▶ **Exercise description**
Any pictures in the records below should be skipped; write out everything else exactly.

[Task data start]

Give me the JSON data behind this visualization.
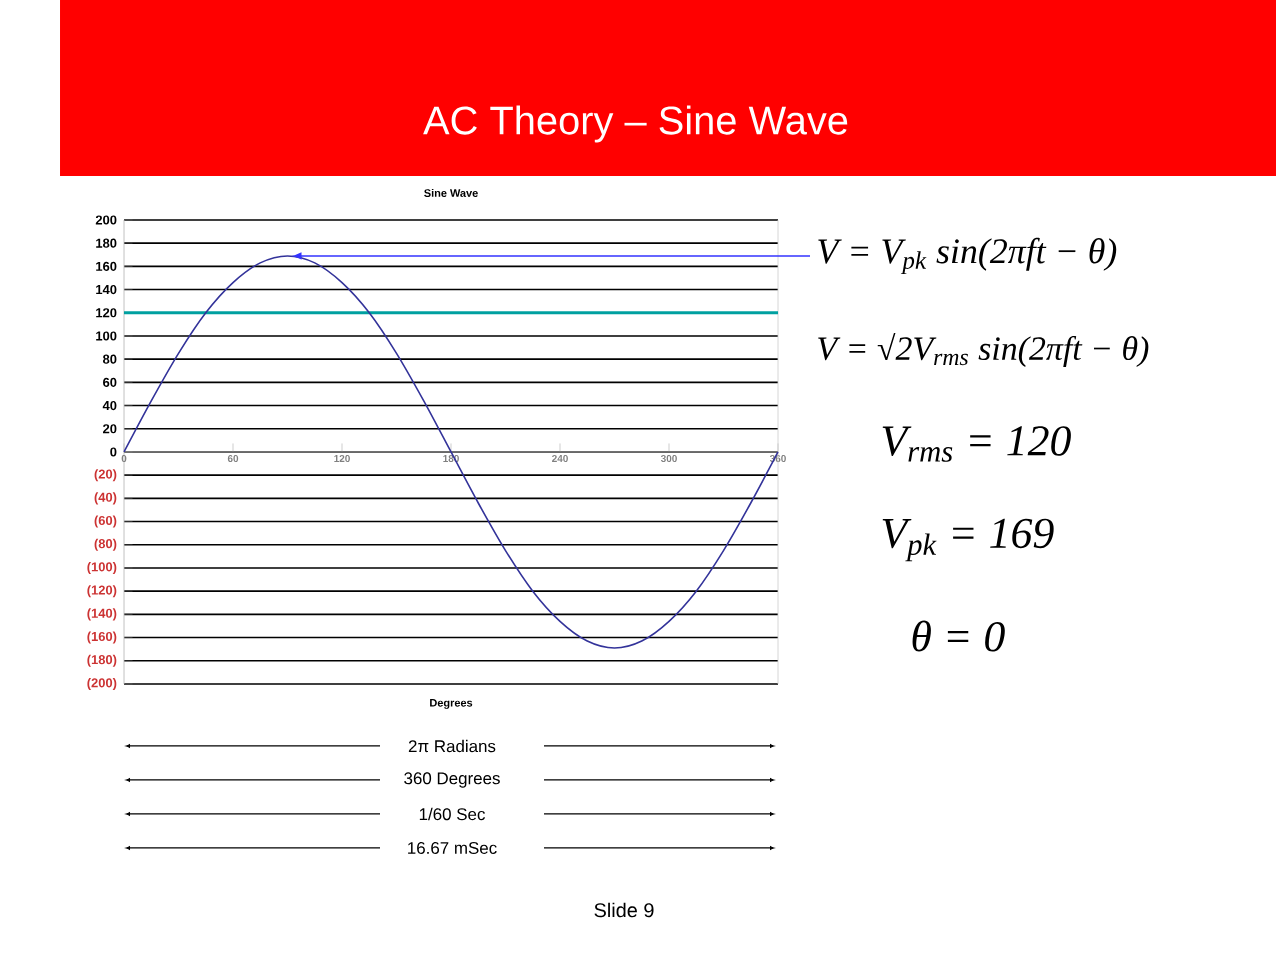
{
  "chart_data": {
    "type": "line",
    "title": "AC Theory – Sine Wave",
    "subtitle": "Sine Wave",
    "xlabel": "Degrees",
    "x": [
      0,
      15,
      30,
      45,
      60,
      75,
      90,
      105,
      120,
      135,
      150,
      165,
      180,
      195,
      210,
      225,
      240,
      255,
      270,
      285,
      300,
      315,
      330,
      345,
      360
    ],
    "series": [
      {
        "color": "#33339a",
        "values": [
          0,
          44,
          85,
          120,
          146,
          163,
          169,
          163,
          146,
          120,
          85,
          44,
          0,
          -44,
          -85,
          -120,
          -146,
          -163,
          -169,
          -163,
          -146,
          -120,
          -85,
          -44,
          0
        ]
      }
    ],
    "xlim": [
      0,
      360
    ],
    "xticks": [
      0,
      60,
      120,
      180,
      240,
      300,
      360
    ],
    "ylim": [
      -200,
      200
    ],
    "yticks": [
      {
        "value": -200,
        "label": "(200)"
      },
      {
        "value": -180,
        "label": "(180)"
      },
      {
        "value": -160,
        "label": "(160)"
      },
      {
        "value": -140,
        "label": "(140)"
      },
      {
        "value": -120,
        "label": "(120)"
      },
      {
        "value": -100,
        "label": "(100)"
      },
      {
        "value": -80,
        "label": "(80)"
      },
      {
        "value": -60,
        "label": "(60)"
      },
      {
        "value": -40,
        "label": "(40)"
      },
      {
        "value": -20,
        "label": "(20)"
      },
      0,
      20,
      40,
      60,
      80,
      100,
      120,
      140,
      160,
      180,
      200
    ],
    "grid": "y",
    "marker": "none",
    "line_style": "solid",
    "ref_lines": [
      {
        "axis": "y",
        "value": 120,
        "color": "#00a0a0"
      }
    ],
    "annotations": [
      {
        "text": "V = V$_{pk}$ sin(2πft − θ)",
        "x": 90,
        "y": 169
      },
      "V = √2V$_{rms}$ sin(2πft − θ)",
      "V$_{rms}$ = 120",
      "V$_{pk}$ = 169",
      "θ = 0",
      "2π Radians",
      "360 Degrees",
      "1/60 Sec",
      "16.67 mSec",
      "Slide 9"
    ]
  }
}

[Task data end]

▶ **Answer to this exercise**
Give me the JSON data behind this visualization.
{
  "chart_data": {
    "type": "line",
    "title": "AC Theory – Sine Wave",
    "subtitle": "Sine Wave",
    "xlabel": "Degrees",
    "x": [
      0,
      15,
      30,
      45,
      60,
      75,
      90,
      105,
      120,
      135,
      150,
      165,
      180,
      195,
      210,
      225,
      240,
      255,
      270,
      285,
      300,
      315,
      330,
      345,
      360
    ],
    "series": [
      {
        "color": "#33339a",
        "values": [
          0,
          44,
          85,
          120,
          146,
          163,
          169,
          163,
          146,
          120,
          85,
          44,
          0,
          -44,
          -85,
          -120,
          -146,
          -163,
          -169,
          -163,
          -146,
          -120,
          -85,
          -44,
          0
        ]
      }
    ],
    "xlim": [
      0,
      360
    ],
    "xticks": [
      0,
      60,
      120,
      180,
      240,
      300,
      360
    ],
    "ylim": [
      -200,
      200
    ],
    "yticks": [
      {
        "value": -200,
        "label": "(200)"
      },
      {
        "value": -180,
        "label": "(180)"
      },
      {
        "value": -160,
        "label": "(160)"
      },
      {
        "value": -140,
        "label": "(140)"
      },
      {
        "value": -120,
        "label": "(120)"
      },
      {
        "value": -100,
        "label": "(100)"
      },
      {
        "value": -80,
        "label": "(80)"
      },
      {
        "value": -60,
        "label": "(60)"
      },
      {
        "value": -40,
        "label": "(40)"
      },
      {
        "value": -20,
        "label": "(20)"
      },
      0,
      20,
      40,
      60,
      80,
      100,
      120,
      140,
      160,
      180,
      200
    ],
    "grid": "y",
    "marker": "none",
    "line_style": "solid",
    "ref_lines": [
      {
        "axis": "y",
        "value": 120,
        "color": "#00a0a0"
      }
    ],
    "annotations": [
      {
        "text": "V = V$_{pk}$ sin(2πft − θ)",
        "x": 90,
        "y": 169
      },
      "V = √2V$_{rms}$ sin(2πft − θ)",
      "V$_{rms}$ = 120",
      "V$_{pk}$ = 169",
      "θ = 0",
      "2π Radians",
      "360 Degrees",
      "1/60 Sec",
      "16.67 mSec",
      "Slide 9"
    ]
  }
}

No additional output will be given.